Go through the material below and count the lines with the string "ODGJ"; the number is the whole answer.

Stored dataset items
________

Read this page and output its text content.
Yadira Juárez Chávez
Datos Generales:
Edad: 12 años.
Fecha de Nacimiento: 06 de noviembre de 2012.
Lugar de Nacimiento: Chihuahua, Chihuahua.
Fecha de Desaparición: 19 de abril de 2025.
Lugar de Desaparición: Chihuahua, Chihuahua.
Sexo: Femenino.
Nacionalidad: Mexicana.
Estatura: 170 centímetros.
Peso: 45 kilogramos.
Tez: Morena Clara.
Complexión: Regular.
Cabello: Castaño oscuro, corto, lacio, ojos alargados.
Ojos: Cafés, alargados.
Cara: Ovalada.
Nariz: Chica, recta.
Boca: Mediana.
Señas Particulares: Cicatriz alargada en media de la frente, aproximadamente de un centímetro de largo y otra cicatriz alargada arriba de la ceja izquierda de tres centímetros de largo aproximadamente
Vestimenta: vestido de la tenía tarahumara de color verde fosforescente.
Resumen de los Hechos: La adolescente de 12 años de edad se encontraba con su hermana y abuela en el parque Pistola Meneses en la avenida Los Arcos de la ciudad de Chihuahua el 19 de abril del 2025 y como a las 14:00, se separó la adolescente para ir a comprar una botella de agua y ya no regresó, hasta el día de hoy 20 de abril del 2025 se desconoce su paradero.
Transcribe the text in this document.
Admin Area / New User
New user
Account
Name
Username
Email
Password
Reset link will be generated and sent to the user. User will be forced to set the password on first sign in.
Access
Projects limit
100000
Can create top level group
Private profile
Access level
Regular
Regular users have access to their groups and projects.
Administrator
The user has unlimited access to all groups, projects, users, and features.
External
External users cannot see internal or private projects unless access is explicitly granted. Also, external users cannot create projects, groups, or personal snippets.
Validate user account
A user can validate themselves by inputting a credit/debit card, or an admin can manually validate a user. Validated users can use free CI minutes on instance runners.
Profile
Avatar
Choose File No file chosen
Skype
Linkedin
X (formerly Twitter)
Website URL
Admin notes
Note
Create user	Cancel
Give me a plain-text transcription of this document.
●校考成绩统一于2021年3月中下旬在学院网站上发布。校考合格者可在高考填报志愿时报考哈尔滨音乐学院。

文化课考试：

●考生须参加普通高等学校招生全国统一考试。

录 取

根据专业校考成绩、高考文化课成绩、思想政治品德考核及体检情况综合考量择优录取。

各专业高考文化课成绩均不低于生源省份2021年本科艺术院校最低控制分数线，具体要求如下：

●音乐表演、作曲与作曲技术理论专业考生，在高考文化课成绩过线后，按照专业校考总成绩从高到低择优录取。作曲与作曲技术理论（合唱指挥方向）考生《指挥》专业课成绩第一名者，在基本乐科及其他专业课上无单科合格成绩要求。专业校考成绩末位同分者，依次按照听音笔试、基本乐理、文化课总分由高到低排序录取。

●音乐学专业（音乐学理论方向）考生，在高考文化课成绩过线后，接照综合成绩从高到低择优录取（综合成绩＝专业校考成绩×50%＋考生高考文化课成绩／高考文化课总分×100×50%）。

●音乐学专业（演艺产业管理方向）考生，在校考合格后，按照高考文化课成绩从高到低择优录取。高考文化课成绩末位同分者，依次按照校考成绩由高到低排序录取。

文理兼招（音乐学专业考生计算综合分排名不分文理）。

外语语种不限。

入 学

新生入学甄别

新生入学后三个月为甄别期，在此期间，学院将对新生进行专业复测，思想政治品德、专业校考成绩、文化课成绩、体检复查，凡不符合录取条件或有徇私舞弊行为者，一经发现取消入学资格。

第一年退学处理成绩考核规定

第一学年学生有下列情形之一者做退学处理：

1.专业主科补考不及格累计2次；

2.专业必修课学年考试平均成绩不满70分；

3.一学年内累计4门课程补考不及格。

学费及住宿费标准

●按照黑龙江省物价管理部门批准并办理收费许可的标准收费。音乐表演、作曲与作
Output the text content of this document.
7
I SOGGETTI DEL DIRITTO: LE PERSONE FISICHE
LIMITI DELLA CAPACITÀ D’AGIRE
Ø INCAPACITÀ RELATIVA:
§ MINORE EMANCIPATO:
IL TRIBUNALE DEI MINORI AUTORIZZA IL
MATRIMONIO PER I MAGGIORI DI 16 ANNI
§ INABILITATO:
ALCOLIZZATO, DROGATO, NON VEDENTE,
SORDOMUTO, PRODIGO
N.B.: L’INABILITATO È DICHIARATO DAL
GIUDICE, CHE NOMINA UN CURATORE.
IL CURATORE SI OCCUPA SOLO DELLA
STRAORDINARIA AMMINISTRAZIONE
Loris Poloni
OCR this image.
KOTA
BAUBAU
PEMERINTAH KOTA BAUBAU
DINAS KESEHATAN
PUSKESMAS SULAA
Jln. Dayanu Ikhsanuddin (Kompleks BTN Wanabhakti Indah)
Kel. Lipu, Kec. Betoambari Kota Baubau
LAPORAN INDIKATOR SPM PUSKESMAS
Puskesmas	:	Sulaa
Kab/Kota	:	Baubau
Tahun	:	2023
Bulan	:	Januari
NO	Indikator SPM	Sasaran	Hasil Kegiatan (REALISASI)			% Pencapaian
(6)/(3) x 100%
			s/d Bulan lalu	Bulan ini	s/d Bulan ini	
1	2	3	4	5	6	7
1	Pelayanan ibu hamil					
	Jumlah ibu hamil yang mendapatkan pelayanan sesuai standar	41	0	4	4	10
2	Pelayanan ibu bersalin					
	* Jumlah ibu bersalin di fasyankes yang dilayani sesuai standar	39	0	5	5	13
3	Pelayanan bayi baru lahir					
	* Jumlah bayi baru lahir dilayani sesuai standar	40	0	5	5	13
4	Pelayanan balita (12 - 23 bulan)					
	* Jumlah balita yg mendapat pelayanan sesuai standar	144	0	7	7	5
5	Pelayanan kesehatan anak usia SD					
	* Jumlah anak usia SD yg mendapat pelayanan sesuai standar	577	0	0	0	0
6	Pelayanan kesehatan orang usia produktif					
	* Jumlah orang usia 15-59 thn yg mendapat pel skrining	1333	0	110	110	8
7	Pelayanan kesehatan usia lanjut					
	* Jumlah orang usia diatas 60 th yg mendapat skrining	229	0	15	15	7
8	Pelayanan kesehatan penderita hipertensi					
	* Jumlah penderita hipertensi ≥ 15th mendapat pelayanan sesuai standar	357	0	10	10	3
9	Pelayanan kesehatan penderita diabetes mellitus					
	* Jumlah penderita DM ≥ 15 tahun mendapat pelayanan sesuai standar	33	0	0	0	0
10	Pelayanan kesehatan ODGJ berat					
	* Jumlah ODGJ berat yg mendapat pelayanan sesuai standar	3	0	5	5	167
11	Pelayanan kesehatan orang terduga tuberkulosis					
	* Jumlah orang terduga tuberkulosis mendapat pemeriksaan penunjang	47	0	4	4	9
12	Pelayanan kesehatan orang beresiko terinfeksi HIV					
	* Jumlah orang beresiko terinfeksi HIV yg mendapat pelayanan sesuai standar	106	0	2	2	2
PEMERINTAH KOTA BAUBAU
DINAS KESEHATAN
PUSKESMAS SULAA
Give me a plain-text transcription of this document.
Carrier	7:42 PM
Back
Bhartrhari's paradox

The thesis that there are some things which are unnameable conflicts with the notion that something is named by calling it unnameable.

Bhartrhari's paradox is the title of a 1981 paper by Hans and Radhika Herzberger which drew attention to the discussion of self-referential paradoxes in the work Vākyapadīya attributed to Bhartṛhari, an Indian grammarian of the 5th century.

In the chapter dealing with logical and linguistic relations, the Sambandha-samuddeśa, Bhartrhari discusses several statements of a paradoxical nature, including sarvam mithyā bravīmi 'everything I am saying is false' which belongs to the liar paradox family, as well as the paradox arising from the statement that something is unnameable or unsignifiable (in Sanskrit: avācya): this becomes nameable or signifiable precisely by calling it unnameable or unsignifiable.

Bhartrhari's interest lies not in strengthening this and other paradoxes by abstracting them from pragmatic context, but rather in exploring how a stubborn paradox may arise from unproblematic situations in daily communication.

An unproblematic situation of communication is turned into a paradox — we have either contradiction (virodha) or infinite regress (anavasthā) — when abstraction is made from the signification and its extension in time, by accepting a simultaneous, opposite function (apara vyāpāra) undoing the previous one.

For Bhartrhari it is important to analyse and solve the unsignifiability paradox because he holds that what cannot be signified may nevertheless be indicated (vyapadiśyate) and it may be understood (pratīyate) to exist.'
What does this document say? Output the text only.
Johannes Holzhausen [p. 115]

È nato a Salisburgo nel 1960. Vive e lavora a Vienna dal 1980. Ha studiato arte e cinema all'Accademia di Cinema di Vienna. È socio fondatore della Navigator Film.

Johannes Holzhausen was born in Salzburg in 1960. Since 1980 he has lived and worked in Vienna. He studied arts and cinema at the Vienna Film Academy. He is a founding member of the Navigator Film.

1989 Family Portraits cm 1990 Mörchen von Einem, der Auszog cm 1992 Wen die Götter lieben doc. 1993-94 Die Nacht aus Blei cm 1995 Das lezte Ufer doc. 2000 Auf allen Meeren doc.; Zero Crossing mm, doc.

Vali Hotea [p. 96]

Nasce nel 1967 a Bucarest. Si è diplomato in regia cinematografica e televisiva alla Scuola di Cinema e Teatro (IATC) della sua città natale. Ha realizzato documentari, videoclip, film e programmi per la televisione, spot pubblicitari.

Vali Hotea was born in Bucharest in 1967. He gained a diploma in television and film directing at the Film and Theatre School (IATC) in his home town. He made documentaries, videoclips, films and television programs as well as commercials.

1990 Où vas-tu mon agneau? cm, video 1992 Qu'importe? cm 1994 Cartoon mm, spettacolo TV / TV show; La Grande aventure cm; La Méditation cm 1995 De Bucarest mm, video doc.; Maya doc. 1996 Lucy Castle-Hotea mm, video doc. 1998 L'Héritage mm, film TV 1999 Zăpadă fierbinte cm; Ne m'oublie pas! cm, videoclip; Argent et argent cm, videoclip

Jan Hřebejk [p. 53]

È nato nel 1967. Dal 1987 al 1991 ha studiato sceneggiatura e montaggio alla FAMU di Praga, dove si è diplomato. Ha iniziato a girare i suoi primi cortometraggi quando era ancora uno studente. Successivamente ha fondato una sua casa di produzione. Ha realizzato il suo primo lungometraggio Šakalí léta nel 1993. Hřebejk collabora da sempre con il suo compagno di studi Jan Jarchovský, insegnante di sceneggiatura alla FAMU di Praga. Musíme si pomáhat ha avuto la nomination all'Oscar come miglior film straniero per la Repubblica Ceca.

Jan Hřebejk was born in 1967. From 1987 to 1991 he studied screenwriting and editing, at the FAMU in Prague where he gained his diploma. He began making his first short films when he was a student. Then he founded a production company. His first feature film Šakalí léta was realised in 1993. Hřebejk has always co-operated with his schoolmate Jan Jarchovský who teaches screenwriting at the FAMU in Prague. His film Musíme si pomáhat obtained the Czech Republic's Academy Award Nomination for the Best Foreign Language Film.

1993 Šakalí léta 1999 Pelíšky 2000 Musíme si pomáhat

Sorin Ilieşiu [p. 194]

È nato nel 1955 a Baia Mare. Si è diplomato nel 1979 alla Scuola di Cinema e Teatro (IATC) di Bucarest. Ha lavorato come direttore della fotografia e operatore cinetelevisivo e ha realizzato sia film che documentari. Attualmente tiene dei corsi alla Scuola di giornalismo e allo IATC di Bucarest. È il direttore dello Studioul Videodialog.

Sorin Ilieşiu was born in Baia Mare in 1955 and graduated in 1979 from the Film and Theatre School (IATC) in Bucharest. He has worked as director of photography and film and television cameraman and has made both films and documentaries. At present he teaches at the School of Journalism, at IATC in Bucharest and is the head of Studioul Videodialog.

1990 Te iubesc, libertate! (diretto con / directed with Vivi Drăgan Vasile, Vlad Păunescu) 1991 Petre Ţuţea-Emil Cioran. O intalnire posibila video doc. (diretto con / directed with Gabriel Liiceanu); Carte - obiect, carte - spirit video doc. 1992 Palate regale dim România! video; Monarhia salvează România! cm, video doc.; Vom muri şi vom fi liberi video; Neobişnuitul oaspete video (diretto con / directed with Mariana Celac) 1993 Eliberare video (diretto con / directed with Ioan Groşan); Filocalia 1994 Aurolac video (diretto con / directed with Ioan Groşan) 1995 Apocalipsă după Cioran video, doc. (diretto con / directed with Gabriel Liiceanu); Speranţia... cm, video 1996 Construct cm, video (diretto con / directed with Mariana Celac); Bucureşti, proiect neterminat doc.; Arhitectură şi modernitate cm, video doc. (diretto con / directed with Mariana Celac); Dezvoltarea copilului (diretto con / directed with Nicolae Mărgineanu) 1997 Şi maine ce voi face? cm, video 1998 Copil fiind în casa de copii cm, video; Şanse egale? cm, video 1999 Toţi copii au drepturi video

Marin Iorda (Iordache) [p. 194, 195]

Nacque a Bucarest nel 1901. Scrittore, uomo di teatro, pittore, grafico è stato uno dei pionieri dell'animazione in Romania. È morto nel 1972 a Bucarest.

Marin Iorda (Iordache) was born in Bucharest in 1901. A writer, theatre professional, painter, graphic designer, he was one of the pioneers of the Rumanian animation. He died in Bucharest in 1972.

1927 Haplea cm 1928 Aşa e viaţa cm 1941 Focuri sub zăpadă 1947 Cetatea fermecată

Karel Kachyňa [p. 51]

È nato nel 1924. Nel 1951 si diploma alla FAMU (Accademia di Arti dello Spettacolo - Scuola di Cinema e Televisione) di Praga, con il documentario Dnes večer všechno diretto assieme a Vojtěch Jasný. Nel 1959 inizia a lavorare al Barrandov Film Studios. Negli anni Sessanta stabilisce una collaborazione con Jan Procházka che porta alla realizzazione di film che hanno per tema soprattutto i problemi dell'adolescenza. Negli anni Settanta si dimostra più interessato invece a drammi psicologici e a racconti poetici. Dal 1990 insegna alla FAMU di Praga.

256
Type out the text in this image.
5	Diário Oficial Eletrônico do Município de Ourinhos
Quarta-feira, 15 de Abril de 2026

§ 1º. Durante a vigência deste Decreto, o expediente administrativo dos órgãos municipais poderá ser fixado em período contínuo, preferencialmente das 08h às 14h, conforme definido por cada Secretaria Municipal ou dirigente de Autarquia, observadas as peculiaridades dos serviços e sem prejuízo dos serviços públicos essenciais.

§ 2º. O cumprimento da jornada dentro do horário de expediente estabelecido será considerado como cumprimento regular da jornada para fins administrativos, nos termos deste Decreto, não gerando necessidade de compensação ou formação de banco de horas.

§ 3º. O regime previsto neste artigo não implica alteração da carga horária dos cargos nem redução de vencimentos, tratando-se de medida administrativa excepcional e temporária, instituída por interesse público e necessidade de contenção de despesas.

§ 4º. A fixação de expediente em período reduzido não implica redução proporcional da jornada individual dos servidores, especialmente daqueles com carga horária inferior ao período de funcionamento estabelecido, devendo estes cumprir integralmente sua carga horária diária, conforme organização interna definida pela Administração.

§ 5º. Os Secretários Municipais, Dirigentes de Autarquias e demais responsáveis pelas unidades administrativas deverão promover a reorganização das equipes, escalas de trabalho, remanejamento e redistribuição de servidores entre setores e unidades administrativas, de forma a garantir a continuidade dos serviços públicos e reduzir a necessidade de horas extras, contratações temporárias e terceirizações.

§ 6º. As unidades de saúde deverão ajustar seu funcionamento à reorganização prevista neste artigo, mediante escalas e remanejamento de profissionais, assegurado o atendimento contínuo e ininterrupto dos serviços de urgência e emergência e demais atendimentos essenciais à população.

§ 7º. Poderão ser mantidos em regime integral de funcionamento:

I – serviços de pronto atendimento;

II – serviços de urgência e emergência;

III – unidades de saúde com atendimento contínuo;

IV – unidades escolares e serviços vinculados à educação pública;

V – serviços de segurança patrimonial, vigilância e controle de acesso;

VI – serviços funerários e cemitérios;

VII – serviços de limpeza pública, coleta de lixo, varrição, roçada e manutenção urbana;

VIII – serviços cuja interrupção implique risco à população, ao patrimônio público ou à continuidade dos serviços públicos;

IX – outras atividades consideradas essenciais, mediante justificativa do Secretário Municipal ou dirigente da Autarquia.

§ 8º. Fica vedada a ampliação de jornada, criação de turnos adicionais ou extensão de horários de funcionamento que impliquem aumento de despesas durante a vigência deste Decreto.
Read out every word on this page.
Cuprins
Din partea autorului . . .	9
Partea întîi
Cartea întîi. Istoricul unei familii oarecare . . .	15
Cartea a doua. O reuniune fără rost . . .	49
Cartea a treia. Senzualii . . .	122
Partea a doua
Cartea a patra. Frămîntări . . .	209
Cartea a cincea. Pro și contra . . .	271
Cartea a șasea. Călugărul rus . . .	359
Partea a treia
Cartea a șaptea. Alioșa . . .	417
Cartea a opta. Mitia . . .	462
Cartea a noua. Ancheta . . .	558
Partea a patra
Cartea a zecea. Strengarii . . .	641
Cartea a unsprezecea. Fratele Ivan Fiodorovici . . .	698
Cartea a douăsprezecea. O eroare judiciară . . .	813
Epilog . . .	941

________

RESPONSE TO THE EXERCISE
2